Stated exercise => Hunt for the word "JSON" across the entries below, copying each line that holds it.

Dataset listings of figures
------------------------

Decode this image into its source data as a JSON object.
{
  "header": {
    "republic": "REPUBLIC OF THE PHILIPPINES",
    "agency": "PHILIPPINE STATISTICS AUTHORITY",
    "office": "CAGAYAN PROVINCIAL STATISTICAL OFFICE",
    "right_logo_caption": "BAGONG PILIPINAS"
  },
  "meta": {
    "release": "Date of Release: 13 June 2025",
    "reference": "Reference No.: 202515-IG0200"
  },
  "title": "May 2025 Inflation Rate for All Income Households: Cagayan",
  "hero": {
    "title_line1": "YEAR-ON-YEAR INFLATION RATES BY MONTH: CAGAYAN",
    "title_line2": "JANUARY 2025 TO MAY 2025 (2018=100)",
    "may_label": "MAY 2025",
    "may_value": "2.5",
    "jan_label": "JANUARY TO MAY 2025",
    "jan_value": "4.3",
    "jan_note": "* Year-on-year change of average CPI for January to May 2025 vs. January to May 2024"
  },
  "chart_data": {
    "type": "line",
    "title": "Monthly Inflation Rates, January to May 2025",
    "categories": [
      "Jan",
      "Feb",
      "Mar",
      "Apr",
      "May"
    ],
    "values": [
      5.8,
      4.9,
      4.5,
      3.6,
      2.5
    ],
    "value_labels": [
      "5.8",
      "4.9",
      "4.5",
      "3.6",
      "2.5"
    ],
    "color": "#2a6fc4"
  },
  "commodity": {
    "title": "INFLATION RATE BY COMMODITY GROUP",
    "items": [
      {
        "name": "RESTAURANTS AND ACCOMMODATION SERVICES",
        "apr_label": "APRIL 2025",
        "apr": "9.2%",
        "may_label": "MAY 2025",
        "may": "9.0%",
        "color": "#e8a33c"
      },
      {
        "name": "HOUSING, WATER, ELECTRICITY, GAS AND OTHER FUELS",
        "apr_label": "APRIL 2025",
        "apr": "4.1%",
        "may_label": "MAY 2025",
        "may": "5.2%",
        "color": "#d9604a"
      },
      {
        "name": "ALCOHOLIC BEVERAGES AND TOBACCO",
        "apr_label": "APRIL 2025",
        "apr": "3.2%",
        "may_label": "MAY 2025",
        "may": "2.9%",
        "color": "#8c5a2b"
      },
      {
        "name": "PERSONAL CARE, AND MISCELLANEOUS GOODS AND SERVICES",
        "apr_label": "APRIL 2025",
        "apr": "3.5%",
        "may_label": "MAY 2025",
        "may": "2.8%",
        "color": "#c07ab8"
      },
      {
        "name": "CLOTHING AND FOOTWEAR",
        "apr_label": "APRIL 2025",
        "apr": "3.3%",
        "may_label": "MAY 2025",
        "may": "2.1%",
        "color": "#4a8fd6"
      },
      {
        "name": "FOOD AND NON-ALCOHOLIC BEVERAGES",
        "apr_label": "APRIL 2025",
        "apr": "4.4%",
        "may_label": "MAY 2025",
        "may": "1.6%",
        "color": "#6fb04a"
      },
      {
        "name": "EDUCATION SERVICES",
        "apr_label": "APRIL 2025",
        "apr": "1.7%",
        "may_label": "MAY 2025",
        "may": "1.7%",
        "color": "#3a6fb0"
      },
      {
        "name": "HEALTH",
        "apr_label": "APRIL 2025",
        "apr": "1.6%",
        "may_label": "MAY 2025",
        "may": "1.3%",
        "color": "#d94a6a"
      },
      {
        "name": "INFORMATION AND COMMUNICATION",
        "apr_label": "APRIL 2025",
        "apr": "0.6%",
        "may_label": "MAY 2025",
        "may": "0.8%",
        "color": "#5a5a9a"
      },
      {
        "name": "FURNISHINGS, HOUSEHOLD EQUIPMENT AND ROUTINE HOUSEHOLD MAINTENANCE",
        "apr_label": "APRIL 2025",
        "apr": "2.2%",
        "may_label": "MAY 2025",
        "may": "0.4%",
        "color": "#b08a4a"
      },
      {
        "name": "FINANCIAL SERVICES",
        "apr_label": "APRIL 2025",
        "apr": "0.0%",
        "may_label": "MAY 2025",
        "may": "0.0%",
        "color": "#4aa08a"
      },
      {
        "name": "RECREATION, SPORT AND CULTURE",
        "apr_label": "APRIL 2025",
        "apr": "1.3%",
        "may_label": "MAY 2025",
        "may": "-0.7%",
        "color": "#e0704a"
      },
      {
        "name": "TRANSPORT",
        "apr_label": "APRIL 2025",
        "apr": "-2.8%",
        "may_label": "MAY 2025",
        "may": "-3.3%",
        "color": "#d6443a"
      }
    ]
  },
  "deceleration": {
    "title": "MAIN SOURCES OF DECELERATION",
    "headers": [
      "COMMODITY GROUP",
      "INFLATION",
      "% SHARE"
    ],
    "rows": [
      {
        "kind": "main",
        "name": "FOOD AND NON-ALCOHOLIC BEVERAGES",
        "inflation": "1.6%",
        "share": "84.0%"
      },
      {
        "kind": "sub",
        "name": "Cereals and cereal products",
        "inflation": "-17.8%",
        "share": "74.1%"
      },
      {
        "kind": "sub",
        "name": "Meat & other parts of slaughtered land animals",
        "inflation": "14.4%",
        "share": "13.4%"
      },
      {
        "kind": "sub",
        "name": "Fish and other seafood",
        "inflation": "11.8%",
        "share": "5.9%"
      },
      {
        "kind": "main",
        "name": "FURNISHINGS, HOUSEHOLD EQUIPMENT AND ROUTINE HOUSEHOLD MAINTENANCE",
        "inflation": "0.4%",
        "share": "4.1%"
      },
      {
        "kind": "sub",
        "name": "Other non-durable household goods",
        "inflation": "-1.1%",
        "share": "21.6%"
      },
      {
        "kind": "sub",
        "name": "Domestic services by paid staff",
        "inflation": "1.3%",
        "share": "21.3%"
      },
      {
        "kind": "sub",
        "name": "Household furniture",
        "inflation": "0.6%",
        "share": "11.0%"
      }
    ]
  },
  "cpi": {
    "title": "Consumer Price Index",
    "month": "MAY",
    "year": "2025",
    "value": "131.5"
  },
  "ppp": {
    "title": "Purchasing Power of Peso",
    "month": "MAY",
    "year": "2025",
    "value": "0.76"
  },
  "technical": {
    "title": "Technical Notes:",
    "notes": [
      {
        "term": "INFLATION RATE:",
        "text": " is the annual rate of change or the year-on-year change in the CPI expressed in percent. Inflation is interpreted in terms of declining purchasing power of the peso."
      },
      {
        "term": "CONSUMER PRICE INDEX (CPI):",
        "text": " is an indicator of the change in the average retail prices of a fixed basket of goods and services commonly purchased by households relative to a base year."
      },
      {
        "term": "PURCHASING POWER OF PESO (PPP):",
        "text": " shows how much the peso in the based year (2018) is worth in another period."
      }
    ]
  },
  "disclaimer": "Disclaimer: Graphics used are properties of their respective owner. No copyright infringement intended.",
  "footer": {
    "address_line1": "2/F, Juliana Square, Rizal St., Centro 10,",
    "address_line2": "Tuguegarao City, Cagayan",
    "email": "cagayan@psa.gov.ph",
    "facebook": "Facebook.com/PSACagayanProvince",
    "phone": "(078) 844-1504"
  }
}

------------------------

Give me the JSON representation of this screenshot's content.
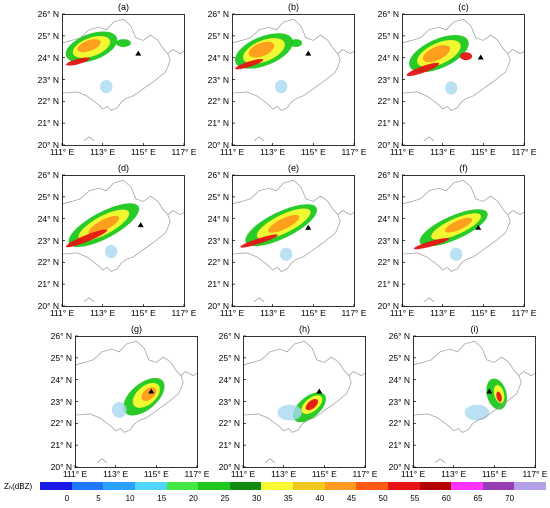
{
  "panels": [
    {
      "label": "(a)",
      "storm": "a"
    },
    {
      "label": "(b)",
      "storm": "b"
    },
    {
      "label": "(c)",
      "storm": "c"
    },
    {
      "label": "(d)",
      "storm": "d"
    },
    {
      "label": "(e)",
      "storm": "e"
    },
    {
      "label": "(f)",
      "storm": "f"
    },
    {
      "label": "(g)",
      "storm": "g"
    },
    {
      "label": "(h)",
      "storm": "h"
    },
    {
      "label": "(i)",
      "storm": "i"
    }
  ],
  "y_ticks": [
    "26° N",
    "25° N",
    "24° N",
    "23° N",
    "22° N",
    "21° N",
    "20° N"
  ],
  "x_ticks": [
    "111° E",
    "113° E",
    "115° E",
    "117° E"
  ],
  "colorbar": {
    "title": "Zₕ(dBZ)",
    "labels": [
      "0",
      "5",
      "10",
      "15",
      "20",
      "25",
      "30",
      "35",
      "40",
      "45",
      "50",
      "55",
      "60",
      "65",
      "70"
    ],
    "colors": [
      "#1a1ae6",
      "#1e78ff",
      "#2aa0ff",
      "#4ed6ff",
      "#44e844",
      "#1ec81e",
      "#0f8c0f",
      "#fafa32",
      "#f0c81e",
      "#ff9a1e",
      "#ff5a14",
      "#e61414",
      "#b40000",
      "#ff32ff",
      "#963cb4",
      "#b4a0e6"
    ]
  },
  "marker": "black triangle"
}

------------------------

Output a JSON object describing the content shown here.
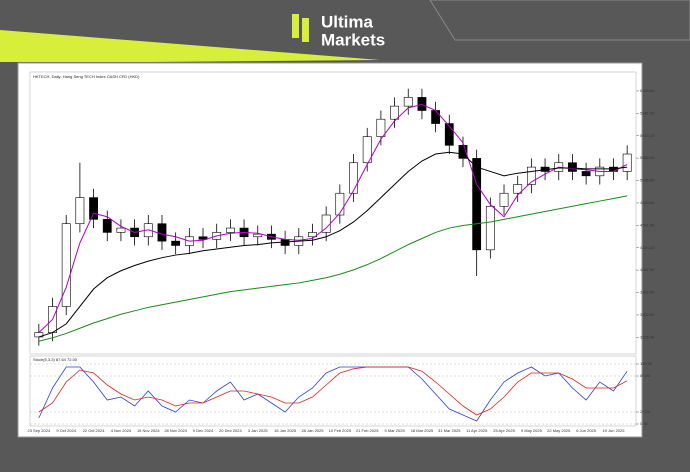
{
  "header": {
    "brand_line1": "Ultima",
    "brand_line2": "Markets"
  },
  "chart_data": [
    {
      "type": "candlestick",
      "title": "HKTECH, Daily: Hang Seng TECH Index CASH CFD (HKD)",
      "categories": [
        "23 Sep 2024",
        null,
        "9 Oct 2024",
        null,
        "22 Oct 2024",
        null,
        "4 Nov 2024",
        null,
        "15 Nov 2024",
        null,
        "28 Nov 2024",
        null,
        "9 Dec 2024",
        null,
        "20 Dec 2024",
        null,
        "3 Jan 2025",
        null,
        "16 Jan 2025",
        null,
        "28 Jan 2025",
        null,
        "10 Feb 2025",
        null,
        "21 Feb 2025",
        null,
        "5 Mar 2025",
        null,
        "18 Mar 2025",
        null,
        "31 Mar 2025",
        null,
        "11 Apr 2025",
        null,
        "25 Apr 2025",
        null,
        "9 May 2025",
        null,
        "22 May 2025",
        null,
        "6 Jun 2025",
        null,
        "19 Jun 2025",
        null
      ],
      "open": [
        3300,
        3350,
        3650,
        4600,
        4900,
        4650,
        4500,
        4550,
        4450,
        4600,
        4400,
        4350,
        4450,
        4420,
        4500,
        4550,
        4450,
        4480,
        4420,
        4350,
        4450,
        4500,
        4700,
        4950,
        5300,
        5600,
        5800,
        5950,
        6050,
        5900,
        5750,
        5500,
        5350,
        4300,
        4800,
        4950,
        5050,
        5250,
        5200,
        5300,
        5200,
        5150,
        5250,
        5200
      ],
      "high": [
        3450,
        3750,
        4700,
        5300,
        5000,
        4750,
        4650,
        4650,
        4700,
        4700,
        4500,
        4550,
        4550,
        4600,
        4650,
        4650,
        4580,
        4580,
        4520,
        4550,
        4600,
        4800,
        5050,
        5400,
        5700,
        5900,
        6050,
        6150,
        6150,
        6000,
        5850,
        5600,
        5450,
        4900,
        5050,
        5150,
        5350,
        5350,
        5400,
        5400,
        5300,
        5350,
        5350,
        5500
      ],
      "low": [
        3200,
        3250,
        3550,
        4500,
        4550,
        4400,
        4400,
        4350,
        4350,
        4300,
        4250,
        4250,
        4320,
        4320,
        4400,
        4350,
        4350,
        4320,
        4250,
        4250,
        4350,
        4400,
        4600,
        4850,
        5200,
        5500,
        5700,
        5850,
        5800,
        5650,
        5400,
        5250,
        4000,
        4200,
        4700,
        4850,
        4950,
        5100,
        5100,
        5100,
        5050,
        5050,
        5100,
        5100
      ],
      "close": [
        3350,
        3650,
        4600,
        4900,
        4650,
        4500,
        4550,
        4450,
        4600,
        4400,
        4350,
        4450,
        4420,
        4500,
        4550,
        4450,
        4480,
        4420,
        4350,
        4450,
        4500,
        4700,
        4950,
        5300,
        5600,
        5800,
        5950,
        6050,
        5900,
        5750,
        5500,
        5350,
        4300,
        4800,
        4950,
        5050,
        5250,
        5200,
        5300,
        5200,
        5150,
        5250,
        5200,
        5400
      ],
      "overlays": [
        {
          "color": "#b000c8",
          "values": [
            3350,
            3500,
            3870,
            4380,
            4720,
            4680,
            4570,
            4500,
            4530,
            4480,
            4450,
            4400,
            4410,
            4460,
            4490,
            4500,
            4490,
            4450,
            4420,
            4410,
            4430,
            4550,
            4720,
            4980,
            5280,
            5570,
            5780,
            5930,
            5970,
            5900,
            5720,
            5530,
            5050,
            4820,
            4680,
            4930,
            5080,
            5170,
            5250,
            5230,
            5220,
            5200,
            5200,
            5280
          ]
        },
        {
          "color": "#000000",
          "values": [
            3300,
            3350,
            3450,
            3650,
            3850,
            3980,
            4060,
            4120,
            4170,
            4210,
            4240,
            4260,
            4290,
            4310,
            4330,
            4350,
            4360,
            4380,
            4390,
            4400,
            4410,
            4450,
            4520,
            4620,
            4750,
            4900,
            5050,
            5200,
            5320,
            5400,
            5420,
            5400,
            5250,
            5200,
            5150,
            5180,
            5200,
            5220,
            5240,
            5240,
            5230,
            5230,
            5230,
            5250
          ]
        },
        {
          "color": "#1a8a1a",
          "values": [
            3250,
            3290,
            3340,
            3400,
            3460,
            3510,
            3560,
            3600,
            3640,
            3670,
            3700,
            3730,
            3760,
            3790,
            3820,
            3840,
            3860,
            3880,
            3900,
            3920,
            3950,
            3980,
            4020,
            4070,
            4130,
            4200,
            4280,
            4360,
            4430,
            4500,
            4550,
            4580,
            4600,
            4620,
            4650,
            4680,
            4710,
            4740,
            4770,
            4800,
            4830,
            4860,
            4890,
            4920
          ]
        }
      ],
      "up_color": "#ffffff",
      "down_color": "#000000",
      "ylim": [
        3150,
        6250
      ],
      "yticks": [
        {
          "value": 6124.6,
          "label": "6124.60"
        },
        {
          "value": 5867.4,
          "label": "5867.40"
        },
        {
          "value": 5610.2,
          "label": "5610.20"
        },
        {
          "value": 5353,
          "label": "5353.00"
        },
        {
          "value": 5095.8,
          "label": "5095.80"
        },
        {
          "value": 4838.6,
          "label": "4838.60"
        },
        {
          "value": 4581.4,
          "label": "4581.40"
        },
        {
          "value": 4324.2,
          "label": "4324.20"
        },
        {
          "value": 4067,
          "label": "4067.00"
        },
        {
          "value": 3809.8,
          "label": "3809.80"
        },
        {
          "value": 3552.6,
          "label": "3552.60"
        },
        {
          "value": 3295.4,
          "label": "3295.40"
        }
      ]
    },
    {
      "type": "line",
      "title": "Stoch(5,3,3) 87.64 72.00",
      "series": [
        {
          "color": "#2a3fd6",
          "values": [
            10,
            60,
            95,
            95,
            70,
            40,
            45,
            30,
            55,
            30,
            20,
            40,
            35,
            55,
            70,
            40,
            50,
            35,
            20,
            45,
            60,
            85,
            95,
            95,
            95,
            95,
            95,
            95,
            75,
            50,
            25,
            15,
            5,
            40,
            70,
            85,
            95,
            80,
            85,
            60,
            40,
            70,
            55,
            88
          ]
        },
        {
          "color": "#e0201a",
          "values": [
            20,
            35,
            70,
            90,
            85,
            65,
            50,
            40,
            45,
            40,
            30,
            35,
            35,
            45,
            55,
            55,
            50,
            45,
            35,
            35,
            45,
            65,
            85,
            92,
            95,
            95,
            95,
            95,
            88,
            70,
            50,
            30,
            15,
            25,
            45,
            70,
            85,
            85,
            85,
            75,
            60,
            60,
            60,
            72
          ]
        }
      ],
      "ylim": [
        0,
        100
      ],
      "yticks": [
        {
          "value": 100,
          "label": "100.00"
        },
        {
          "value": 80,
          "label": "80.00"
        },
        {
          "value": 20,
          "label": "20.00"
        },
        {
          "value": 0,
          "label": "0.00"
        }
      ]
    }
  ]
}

------------------------

Finished answer =>
Decode this image into its source data as a JSON object.
Give me the JSON representation of this screenshot's content.
Output a JSON object describing the content shown here.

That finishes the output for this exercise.